● **Excerpt from a dataset**:

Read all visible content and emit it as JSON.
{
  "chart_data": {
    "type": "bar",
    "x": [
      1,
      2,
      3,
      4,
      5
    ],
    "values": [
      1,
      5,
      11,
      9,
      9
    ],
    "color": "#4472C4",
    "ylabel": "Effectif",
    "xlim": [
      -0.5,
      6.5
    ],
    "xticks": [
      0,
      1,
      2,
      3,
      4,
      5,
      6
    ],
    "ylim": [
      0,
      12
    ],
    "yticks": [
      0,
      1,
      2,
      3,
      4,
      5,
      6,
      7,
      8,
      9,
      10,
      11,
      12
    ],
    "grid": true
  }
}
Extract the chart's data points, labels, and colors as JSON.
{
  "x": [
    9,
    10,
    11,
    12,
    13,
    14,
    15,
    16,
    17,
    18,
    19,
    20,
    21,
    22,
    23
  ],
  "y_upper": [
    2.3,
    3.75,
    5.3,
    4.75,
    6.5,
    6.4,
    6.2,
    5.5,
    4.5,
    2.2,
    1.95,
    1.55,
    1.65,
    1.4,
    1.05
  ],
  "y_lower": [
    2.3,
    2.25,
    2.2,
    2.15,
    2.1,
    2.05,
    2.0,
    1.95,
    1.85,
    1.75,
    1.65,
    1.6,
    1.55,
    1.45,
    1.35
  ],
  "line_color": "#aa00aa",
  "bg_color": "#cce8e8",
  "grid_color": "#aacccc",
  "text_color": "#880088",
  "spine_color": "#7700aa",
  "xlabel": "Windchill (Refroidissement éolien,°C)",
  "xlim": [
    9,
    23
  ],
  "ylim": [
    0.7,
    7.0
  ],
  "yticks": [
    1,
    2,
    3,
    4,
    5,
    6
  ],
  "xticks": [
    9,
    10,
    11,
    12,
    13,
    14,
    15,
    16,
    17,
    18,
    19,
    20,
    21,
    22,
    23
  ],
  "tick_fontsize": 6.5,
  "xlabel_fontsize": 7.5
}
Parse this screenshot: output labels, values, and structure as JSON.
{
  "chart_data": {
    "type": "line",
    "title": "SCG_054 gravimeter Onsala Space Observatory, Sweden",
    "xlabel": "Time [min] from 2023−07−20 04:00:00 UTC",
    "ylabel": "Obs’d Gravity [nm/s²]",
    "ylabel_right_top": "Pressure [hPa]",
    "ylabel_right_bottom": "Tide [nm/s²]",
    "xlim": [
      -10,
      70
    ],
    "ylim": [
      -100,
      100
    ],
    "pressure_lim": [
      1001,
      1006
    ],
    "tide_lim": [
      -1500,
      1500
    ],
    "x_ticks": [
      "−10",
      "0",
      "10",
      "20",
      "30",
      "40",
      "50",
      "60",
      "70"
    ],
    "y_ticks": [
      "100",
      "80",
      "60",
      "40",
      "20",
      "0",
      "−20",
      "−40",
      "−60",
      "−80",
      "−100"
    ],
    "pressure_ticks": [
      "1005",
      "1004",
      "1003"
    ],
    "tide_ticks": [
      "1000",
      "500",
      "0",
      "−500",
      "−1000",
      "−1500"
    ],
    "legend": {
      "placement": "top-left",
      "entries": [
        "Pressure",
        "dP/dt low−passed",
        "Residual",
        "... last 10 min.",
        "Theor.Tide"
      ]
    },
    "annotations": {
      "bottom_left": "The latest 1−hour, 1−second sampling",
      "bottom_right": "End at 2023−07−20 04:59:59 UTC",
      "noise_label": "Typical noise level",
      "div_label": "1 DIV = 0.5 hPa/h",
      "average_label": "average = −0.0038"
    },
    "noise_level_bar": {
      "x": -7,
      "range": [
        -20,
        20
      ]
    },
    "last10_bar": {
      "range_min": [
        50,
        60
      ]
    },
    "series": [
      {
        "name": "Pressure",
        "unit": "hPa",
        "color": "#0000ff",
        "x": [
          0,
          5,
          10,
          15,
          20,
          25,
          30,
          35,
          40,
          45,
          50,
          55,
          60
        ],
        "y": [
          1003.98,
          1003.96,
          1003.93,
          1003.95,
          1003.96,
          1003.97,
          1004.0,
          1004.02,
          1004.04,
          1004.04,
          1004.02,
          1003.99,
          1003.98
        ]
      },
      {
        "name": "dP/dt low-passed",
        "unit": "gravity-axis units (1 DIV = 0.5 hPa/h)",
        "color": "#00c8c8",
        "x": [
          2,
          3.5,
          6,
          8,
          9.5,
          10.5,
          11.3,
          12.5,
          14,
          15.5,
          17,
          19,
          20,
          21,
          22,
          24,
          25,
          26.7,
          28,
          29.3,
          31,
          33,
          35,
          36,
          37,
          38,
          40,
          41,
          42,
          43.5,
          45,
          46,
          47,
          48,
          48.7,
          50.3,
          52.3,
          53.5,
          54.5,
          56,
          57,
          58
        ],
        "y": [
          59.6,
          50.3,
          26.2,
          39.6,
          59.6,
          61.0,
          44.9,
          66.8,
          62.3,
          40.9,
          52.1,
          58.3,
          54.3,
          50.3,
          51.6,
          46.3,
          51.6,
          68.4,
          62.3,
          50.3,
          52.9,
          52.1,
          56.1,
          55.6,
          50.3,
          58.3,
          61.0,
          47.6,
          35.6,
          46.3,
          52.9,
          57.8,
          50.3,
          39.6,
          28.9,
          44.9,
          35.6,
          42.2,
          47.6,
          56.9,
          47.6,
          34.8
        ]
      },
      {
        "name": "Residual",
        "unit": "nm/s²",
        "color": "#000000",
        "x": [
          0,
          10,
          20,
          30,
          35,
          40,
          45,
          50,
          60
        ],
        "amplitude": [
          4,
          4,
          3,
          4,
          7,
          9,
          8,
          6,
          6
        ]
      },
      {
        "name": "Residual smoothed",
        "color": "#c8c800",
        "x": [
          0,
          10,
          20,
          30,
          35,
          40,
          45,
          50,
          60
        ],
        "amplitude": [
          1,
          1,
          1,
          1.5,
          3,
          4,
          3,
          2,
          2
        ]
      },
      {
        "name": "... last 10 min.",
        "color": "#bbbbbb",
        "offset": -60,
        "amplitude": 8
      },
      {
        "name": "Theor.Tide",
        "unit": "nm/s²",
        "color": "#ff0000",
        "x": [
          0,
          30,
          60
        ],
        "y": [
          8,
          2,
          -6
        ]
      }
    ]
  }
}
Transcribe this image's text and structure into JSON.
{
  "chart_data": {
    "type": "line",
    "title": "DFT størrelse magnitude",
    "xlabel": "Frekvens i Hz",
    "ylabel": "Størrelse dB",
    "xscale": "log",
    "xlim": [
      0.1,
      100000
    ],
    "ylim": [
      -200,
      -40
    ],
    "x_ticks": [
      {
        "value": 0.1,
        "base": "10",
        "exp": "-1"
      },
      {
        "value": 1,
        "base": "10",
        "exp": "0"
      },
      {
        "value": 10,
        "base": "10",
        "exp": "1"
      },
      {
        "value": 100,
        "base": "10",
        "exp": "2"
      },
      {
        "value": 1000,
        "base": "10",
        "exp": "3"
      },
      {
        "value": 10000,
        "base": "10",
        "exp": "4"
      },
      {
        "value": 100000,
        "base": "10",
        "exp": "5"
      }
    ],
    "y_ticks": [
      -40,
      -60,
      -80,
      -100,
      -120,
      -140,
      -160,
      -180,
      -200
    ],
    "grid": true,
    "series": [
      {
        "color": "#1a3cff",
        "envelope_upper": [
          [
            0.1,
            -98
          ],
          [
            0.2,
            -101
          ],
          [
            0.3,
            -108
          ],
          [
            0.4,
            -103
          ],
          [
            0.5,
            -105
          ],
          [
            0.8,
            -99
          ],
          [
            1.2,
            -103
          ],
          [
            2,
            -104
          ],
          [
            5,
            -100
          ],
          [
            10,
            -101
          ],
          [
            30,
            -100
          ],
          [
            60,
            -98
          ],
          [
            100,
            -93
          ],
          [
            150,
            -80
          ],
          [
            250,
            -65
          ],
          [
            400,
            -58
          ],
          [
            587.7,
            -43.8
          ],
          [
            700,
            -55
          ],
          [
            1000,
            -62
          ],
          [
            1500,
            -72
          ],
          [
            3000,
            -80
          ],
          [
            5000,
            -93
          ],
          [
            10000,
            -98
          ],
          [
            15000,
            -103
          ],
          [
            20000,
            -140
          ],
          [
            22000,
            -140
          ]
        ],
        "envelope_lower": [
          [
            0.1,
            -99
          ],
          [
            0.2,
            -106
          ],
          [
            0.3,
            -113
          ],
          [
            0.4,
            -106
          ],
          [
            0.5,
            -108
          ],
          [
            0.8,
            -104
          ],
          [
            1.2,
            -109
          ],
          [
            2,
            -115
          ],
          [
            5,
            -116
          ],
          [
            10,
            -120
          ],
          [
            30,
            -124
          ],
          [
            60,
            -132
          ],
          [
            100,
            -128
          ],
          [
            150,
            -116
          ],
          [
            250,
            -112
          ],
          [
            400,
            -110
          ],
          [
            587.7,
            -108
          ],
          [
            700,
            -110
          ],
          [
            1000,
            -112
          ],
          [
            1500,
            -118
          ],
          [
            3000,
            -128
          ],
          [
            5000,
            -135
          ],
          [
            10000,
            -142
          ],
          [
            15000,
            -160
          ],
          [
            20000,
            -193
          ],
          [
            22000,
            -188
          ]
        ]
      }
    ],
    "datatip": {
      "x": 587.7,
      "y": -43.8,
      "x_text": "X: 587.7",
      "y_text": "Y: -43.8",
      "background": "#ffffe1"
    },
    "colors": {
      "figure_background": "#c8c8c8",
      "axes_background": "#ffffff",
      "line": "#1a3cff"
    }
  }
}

● **DIRECTIVE**: Report the number of lines holding the string "unit", without any other words.

● **SOLUTION TO THIS TASK**: 4